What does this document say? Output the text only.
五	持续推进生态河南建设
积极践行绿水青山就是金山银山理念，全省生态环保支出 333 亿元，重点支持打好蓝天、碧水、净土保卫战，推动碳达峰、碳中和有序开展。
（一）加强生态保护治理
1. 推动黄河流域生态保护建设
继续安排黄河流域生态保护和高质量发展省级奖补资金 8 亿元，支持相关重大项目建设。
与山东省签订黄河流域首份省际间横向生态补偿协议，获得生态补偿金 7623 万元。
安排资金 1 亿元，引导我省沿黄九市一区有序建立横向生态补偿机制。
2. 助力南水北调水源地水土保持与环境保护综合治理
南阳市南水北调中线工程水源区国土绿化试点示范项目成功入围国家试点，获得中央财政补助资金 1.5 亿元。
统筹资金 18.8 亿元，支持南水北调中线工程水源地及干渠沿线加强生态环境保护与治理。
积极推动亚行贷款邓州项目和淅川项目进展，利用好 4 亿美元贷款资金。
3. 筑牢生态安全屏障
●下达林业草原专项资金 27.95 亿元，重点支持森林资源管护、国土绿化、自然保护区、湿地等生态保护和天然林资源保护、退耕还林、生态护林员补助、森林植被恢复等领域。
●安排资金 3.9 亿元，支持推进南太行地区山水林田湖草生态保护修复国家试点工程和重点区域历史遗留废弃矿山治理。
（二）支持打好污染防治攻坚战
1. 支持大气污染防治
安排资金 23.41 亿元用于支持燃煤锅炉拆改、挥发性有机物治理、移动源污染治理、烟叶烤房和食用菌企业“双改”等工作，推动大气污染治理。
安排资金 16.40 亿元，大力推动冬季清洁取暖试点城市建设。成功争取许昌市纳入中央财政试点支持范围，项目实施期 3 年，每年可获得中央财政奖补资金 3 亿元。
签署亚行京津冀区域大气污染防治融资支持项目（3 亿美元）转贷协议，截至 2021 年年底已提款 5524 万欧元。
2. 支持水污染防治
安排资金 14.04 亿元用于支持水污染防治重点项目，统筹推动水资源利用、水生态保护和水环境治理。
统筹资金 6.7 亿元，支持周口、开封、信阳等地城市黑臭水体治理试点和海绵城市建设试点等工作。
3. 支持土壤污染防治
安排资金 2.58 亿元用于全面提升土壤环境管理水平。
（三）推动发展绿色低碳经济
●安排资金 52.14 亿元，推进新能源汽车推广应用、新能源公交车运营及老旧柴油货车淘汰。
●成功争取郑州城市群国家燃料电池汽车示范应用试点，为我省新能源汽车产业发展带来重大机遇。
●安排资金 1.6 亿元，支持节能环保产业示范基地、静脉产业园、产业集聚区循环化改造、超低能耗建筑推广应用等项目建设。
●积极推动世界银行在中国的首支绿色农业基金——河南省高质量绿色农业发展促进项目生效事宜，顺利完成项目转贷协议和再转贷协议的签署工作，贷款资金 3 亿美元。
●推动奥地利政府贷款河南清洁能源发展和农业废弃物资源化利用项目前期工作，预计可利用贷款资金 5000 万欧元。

**EXERCISE REQUIREMENTS**
Type out the whole listing above again, exactly as it stands.

**TASK RESPONSE**
What does this document say? Output the text only.
五	持续推进生态河南建设
积极践行绿水青山就是金山银山理念，全省生态环保支出 333 亿元，重点支持打好蓝天、碧水、净土保卫战，推动碳达峰、碳中和有序开展。
（一）加强生态保护治理
1. 推动黄河流域生态保护建设
继续安排黄河流域生态保护和高质量发展省级奖补资金 8 亿元，支持相关重大项目建设。
与山东省签订黄河流域首份省际间横向生态补偿协议，获得生态补偿金 7623 万元。
安排资金 1 亿元，引导我省沿黄九市一区有序建立横向生态补偿机制。
2. 助力南水北调水源地水土保持与环境保护综合治理
南阳市南水北调中线工程水源区国土绿化试点示范项目成功入围国家试点，获得中央财政补助资金 1.5 亿元。
统筹资金 18.8 亿元，支持南水北调中线工程水源地及干渠沿线加强生态环境保护与治理。
积极推动亚行贷款邓州项目和淅川项目进展，利用好 4 亿美元贷款资金。
3. 筑牢生态安全屏障
●下达林业草原专项资金 27.95 亿元，重点支持森林资源管护、国土绿化、自然保护区、湿地等生态保护和天然林资源保护、退耕还林、生态护林员补助、森林植被恢复等领域。
●安排资金 3.9 亿元，支持推进南太行地区山水林田湖草生态保护修复国家试点工程和重点区域历史遗留废弃矿山治理。
（二）支持打好污染防治攻坚战
1. 支持大气污染防治
安排资金 23.41 亿元用于支持燃煤锅炉拆改、挥发性有机物治理、移动源污染治理、烟叶烤房和食用菌企业“双改”等工作，推动大气污染治理。
安排资金 16.40 亿元，大力推动冬季清洁取暖试点城市建设。成功争取许昌市纳入中央财政试点支持范围，项目实施期 3 年，每年可获得中央财政奖补资金 3 亿元。
签署亚行京津冀区域大气污染防治融资支持项目（3 亿美元）转贷协议，截至 2021 年年底已提款 5524 万欧元。
2. 支持水污染防治
安排资金 14.04 亿元用于支持水污染防治重点项目，统筹推动水资源利用、水生态保护和水环境治理。
统筹资金 6.7 亿元，支持周口、开封、信阳等地城市黑臭水体治理试点和海绵城市建设试点等工作。
3. 支持土壤污染防治
安排资金 2.58 亿元用于全面提升土壤环境管理水平。
（三）推动发展绿色低碳经济
●安排资金 52.14 亿元，推进新能源汽车推广应用、新能源公交车运营及老旧柴油货车淘汰。
●成功争取郑州城市群国家燃料电池汽车示范应用试点，为我省新能源汽车产业发展带来重大机遇。
●安排资金 1.6 亿元，支持节能环保产业示范基地、静脉产业园、产业集聚区循环化改造、超低能耗建筑推广应用等项目建设。
●积极推动世界银行在中国的首支绿色农业基金——河南省高质量绿色农业发展促进项目生效事宜，顺利完成项目转贷协议和再转贷协议的签署工作，贷款资金 3 亿美元。
●推动奥地利政府贷款河南清洁能源发展和农业废弃物资源化利用项目前期工作，预计可利用贷款资金 5000 万欧元。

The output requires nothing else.